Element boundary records
------------------------------------------------------------------------

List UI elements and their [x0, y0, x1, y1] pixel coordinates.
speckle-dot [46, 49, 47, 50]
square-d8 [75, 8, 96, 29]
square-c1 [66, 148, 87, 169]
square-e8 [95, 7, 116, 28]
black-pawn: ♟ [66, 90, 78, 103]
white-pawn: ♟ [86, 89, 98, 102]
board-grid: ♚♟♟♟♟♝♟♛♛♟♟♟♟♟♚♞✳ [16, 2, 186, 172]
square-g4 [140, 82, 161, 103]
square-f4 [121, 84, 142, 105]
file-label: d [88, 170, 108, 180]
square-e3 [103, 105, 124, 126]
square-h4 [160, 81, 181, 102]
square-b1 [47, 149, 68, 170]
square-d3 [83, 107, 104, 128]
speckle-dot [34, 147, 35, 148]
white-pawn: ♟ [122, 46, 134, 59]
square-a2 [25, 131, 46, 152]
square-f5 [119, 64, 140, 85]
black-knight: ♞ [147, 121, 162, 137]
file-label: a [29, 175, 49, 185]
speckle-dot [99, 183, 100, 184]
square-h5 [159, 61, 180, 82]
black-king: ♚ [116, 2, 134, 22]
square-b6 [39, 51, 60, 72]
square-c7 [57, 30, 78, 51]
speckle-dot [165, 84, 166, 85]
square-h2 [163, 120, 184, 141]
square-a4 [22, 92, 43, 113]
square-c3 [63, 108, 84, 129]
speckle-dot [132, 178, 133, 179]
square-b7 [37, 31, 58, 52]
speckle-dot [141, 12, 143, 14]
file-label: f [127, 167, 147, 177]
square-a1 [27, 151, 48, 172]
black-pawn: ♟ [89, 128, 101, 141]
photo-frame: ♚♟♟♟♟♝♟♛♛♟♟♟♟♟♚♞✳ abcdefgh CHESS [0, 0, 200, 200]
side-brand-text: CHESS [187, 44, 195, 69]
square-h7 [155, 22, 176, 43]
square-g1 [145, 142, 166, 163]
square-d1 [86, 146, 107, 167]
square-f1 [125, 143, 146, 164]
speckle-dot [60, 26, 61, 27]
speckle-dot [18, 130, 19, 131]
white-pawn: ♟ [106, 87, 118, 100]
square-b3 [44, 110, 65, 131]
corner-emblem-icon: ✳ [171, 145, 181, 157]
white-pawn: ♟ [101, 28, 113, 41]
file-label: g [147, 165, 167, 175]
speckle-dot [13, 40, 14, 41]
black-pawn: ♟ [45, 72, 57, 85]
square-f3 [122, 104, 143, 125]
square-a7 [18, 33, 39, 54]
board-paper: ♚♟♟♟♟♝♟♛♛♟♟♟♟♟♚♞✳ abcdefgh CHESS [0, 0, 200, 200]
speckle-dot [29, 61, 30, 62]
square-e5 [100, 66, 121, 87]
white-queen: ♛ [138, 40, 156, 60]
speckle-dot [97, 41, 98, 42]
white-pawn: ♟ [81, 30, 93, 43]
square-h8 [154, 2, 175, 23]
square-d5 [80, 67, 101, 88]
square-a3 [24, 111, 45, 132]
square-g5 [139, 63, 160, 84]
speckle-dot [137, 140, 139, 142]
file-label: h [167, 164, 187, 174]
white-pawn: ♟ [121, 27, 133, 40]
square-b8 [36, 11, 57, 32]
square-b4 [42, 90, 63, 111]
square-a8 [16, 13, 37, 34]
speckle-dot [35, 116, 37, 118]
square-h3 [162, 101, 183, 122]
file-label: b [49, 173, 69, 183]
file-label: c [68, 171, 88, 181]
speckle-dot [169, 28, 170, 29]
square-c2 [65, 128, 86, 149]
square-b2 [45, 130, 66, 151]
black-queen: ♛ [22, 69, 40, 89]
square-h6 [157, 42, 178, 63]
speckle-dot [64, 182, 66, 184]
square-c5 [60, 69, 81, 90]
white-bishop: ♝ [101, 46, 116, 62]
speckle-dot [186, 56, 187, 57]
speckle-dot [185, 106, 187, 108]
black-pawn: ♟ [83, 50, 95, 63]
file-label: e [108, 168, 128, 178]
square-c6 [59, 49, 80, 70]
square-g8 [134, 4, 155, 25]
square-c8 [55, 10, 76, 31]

------------------------------------------------------------------------

REQUIREMENTS → Can you rewrite all the items above with "speckle-dot" renamed to "noise-dot" everywhere and nothing else altered?

SOLUTION TO THIS TASK →
List UI elements and their [x0, y0, x1, y1] pixel coordinates.
noise-dot [46, 49, 47, 50]
square-d8 [75, 8, 96, 29]
square-c1 [66, 148, 87, 169]
square-e8 [95, 7, 116, 28]
black-pawn: ♟ [66, 90, 78, 103]
white-pawn: ♟ [86, 89, 98, 102]
board-grid: ♚♟♟♟♟♝♟♛♛♟♟♟♟♟♚♞✳ [16, 2, 186, 172]
square-g4 [140, 82, 161, 103]
square-f4 [121, 84, 142, 105]
file-label: d [88, 170, 108, 180]
square-e3 [103, 105, 124, 126]
square-h4 [160, 81, 181, 102]
square-b1 [47, 149, 68, 170]
square-d3 [83, 107, 104, 128]
noise-dot [34, 147, 35, 148]
white-pawn: ♟ [122, 46, 134, 59]
square-a2 [25, 131, 46, 152]
square-f5 [119, 64, 140, 85]
black-knight: ♞ [147, 121, 162, 137]
file-label: a [29, 175, 49, 185]
noise-dot [99, 183, 100, 184]
square-h5 [159, 61, 180, 82]
black-king: ♚ [116, 2, 134, 22]
square-b6 [39, 51, 60, 72]
square-c7 [57, 30, 78, 51]
noise-dot [165, 84, 166, 85]
square-h2 [163, 120, 184, 141]
square-a4 [22, 92, 43, 113]
square-c3 [63, 108, 84, 129]
noise-dot [132, 178, 133, 179]
square-b7 [37, 31, 58, 52]
noise-dot [141, 12, 143, 14]
file-label: f [127, 167, 147, 177]
square-a1 [27, 151, 48, 172]
black-pawn: ♟ [89, 128, 101, 141]
photo-frame: ♚♟♟♟♟♝♟♛♛♟♟♟♟♟♚♞✳ abcdefgh CHESS [0, 0, 200, 200]
side-brand-text: CHESS [187, 44, 195, 69]
square-h7 [155, 22, 176, 43]
square-g1 [145, 142, 166, 163]
square-d1 [86, 146, 107, 167]
square-f1 [125, 143, 146, 164]
noise-dot [60, 26, 61, 27]
noise-dot [18, 130, 19, 131]
white-pawn: ♟ [106, 87, 118, 100]
square-b3 [44, 110, 65, 131]
corner-emblem-icon: ✳ [171, 145, 181, 157]
white-pawn: ♟ [101, 28, 113, 41]
file-label: g [147, 165, 167, 175]
noise-dot [13, 40, 14, 41]
black-pawn: ♟ [45, 72, 57, 85]
square-f3 [122, 104, 143, 125]
square-a7 [18, 33, 39, 54]
board-paper: ♚♟♟♟♟♝♟♛♛♟♟♟♟♟♚♞✳ abcdefgh CHESS [0, 0, 200, 200]
noise-dot [29, 61, 30, 62]
square-e5 [100, 66, 121, 87]
white-queen: ♛ [138, 40, 156, 60]
noise-dot [97, 41, 98, 42]
white-pawn: ♟ [81, 30, 93, 43]
square-h8 [154, 2, 175, 23]
square-d5 [80, 67, 101, 88]
square-a3 [24, 111, 45, 132]
square-g5 [139, 63, 160, 84]
noise-dot [137, 140, 139, 142]
file-label: h [167, 164, 187, 174]
white-pawn: ♟ [121, 27, 133, 40]
square-b8 [36, 11, 57, 32]
square-b4 [42, 90, 63, 111]
square-a8 [16, 13, 37, 34]
noise-dot [35, 116, 37, 118]
square-h3 [162, 101, 183, 122]
file-label: b [49, 173, 69, 183]
file-label: c [68, 171, 88, 181]
noise-dot [169, 28, 170, 29]
square-c2 [65, 128, 86, 149]
square-b2 [45, 130, 66, 151]
black-queen: ♛ [22, 69, 40, 89]
square-h6 [157, 42, 178, 63]
noise-dot [64, 182, 66, 184]
square-c5 [60, 69, 81, 90]
white-bishop: ♝ [101, 46, 116, 62]
noise-dot [186, 56, 187, 57]
noise-dot [185, 106, 187, 108]
black-pawn: ♟ [83, 50, 95, 63]
file-label: e [108, 168, 128, 178]
square-c6 [59, 49, 80, 70]
square-g8 [134, 4, 155, 25]
square-c8 [55, 10, 76, 31]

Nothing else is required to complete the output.